## [To be done]
Restate each of the lines given below, word for word.

## [Dataset]

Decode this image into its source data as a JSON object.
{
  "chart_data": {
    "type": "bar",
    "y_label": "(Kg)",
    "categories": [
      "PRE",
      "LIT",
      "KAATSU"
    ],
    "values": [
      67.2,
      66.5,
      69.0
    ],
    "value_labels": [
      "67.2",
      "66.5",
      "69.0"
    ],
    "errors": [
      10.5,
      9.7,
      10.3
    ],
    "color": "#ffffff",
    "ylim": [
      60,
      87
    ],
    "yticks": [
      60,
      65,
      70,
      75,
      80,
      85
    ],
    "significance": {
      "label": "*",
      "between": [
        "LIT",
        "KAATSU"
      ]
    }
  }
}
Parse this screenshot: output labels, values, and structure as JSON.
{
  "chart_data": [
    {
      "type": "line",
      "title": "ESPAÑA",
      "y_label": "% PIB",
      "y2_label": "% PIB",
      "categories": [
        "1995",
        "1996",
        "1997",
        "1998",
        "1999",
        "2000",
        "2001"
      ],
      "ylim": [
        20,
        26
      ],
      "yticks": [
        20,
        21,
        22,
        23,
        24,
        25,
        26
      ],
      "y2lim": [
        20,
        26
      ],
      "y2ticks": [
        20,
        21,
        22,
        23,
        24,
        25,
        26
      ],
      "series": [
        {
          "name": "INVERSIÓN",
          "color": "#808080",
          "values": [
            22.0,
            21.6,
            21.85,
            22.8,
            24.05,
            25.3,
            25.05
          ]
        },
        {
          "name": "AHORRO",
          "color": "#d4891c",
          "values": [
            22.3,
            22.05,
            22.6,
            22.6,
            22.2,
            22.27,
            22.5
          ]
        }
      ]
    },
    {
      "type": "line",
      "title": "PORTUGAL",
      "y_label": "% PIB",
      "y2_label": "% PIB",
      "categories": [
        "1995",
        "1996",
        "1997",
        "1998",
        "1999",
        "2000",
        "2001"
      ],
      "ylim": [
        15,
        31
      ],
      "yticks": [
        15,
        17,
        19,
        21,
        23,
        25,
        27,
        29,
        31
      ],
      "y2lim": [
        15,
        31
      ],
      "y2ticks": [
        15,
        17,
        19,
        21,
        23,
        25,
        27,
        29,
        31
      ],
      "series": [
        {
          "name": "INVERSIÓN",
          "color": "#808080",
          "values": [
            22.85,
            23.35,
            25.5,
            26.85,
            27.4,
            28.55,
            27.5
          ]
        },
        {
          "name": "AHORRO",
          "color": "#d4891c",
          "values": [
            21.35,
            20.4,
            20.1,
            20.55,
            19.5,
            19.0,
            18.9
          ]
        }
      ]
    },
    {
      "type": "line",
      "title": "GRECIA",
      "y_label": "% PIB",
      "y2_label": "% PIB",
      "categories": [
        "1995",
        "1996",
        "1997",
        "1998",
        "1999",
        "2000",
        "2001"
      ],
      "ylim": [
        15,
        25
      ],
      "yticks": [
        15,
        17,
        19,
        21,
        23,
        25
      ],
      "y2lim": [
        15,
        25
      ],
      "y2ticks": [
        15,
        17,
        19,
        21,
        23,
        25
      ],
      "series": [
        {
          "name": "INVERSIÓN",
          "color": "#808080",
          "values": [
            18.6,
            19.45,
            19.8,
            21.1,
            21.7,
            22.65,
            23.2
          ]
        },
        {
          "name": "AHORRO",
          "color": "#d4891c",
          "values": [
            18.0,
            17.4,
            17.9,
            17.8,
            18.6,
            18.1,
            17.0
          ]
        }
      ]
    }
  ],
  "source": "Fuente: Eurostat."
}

## [Answer to the problem]
Decode this image into its source data as a JSON object.
{
  "chart_data": {
    "type": "bar",
    "y_label": "(Kg)",
    "categories": [
      "PRE",
      "LIT",
      "KAATSU"
    ],
    "values": [
      67.2,
      66.5,
      69.0
    ],
    "value_labels": [
      "67.2",
      "66.5",
      "69.0"
    ],
    "errors": [
      10.5,
      9.7,
      10.3
    ],
    "color": "#ffffff",
    "ylim": [
      60,
      87
    ],
    "yticks": [
      60,
      65,
      70,
      75,
      80,
      85
    ],
    "significance": {
      "label": "*",
      "between": [
        "LIT",
        "KAATSU"
      ]
    }
  }
}
Parse this screenshot: output labels, values, and structure as JSON.
{
  "chart_data": [
    {
      "type": "line",
      "title": "ESPAÑA",
      "y_label": "% PIB",
      "y2_label": "% PIB",
      "categories": [
        "1995",
        "1996",
        "1997",
        "1998",
        "1999",
        "2000",
        "2001"
      ],
      "ylim": [
        20,
        26
      ],
      "yticks": [
        20,
        21,
        22,
        23,
        24,
        25,
        26
      ],
      "y2lim": [
        20,
        26
      ],
      "y2ticks": [
        20,
        21,
        22,
        23,
        24,
        25,
        26
      ],
      "series": [
        {
          "name": "INVERSIÓN",
          "color": "#808080",
          "values": [
            22.0,
            21.6,
            21.85,
            22.8,
            24.05,
            25.3,
            25.05
          ]
        },
        {
          "name": "AHORRO",
          "color": "#d4891c",
          "values": [
            22.3,
            22.05,
            22.6,
            22.6,
            22.2,
            22.27,
            22.5
          ]
        }
      ]
    },
    {
      "type": "line",
      "title": "PORTUGAL",
      "y_label": "% PIB",
      "y2_label": "% PIB",
      "categories": [
        "1995",
        "1996",
        "1997",
        "1998",
        "1999",
        "2000",
        "2001"
      ],
      "ylim": [
        15,
        31
      ],
      "yticks": [
        15,
        17,
        19,
        21,
        23,
        25,
        27,
        29,
        31
      ],
      "y2lim": [
        15,
        31
      ],
      "y2ticks": [
        15,
        17,
        19,
        21,
        23,
        25,
        27,
        29,
        31
      ],
      "series": [
        {
          "name": "INVERSIÓN",
          "color": "#808080",
          "values": [
            22.85,
            23.35,
            25.5,
            26.85,
            27.4,
            28.55,
            27.5
          ]
        },
        {
          "name": "AHORRO",
          "color": "#d4891c",
          "values": [
            21.35,
            20.4,
            20.1,
            20.55,
            19.5,
            19.0,
            18.9
          ]
        }
      ]
    },
    {
      "type": "line",
      "title": "GRECIA",
      "y_label": "% PIB",
      "y2_label": "% PIB",
      "categories": [
        "1995",
        "1996",
        "1997",
        "1998",
        "1999",
        "2000",
        "2001"
      ],
      "ylim": [
        15,
        25
      ],
      "yticks": [
        15,
        17,
        19,
        21,
        23,
        25
      ],
      "y2lim": [
        15,
        25
      ],
      "y2ticks": [
        15,
        17,
        19,
        21,
        23,
        25
      ],
      "series": [
        {
          "name": "INVERSIÓN",
          "color": "#808080",
          "values": [
            18.6,
            19.45,
            19.8,
            21.1,
            21.7,
            22.65,
            23.2
          ]
        },
        {
          "name": "AHORRO",
          "color": "#d4891c",
          "values": [
            18.0,
            17.4,
            17.9,
            17.8,
            18.6,
            18.1,
            17.0
          ]
        }
      ]
    }
  ],
  "source": "Fuente: Eurostat."
}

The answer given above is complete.